▸ What the task requires
Search the material below for the string "forward" and extract each line that has it.
*** Data extract ***
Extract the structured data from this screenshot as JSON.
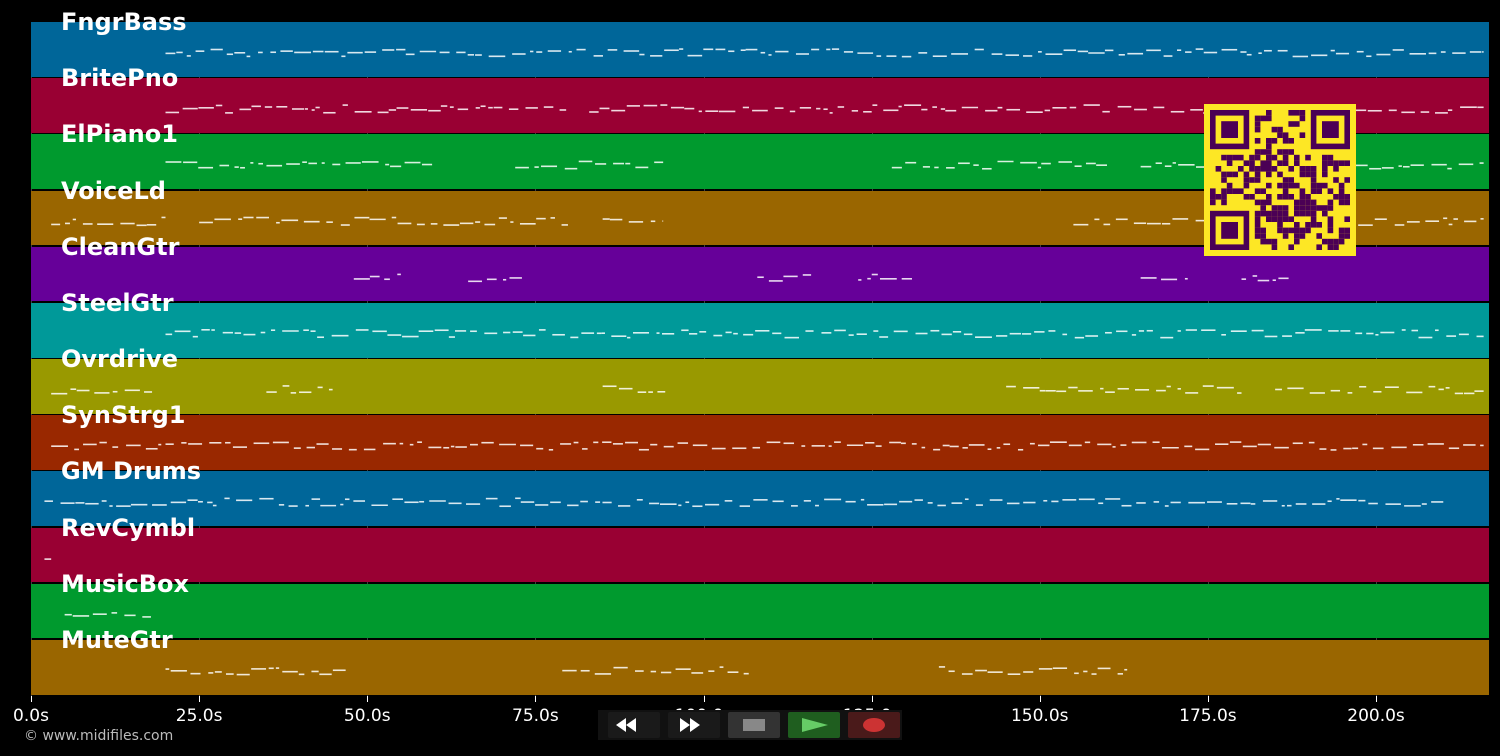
{
  "tracks": [
    {
      "name": "FngrBass",
      "color": "#006699"
    },
    {
      "name": "BritePno",
      "color": "#990033"
    },
    {
      "name": "ElPiano1",
      "color": "#009a2e"
    },
    {
      "name": "VoiceLd",
      "color": "#9a6600"
    },
    {
      "name": "CleanGtr",
      "color": "#660099"
    },
    {
      "name": "SteelGtr",
      "color": "#009999"
    },
    {
      "name": "Ovrdrive",
      "color": "#999900"
    },
    {
      "name": "SynStrg1",
      "color": "#992800"
    },
    {
      "name": "GM Drums",
      "color": "#006699"
    },
    {
      "name": "RevCymbl",
      "color": "#990033"
    },
    {
      "name": "MusicBox",
      "color": "#009a2e"
    },
    {
      "name": "MuteGtr",
      "color": "#9a6600"
    }
  ],
  "timeline": {
    "ticks": [
      "0.0s",
      "25.0s",
      "50.0s",
      "75.0s",
      "100.0s",
      "125.0s",
      "150.0s",
      "175.0s",
      "200.0s"
    ],
    "tick_values": [
      0,
      25,
      50,
      75,
      100,
      125,
      150,
      175,
      200
    ],
    "max_seconds": 216.8
  },
  "controls": [
    {
      "name": "rewind-button",
      "icon": "rewind-icon",
      "color": "#1a1a1a",
      "glyph_color": "#ffffff"
    },
    {
      "name": "fast-forward-button",
      "icon": "fast-forward-icon",
      "color": "#1a1a1a",
      "glyph_color": "#ffffff"
    },
    {
      "name": "stop-button",
      "icon": "stop-icon",
      "color": "#333333",
      "glyph_color": "#888888"
    },
    {
      "name": "play-button",
      "icon": "play-icon",
      "color": "#1f5e1f",
      "glyph_color": "#66cc66"
    },
    {
      "name": "record-button",
      "icon": "record-icon",
      "color": "#4a1a1a",
      "glyph_color": "#cc3333"
    }
  ],
  "copyright": "© www.midifiles.com",
  "qr_code": {
    "fg": "#4b0055",
    "bg": "#fde725"
  }
}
***
▸ Complete response
      "name": "fast-forward-button",
      "icon": "fast-forward-icon",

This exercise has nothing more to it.